Task requirements ::
Check each line for the string "БУТИЛКАУЧУК" and give only the count of lines that have it.

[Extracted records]
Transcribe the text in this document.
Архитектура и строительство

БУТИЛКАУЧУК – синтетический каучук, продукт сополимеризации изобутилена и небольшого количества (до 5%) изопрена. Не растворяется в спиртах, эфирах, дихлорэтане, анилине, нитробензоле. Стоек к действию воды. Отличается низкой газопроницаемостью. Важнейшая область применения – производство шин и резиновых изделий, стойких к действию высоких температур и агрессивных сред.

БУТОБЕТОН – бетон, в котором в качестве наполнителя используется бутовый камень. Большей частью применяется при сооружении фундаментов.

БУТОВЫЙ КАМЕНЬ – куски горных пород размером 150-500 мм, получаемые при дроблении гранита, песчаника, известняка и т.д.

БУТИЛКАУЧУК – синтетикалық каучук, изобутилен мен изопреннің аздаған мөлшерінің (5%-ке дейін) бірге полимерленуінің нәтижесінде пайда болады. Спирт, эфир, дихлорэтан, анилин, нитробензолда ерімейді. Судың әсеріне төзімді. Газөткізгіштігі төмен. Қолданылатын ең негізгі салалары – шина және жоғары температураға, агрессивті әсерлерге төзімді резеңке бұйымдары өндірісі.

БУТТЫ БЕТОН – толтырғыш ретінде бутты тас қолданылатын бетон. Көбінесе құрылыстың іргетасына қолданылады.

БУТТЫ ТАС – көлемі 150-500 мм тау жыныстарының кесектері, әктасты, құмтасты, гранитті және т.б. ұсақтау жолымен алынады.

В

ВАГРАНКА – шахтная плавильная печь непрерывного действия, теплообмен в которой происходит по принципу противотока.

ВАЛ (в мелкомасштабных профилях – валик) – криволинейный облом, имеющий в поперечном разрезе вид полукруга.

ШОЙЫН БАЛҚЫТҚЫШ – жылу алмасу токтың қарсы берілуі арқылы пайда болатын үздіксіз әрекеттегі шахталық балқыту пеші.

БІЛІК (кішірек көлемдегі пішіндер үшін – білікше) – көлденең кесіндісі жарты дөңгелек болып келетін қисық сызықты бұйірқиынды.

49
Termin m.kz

Expected answer ::
2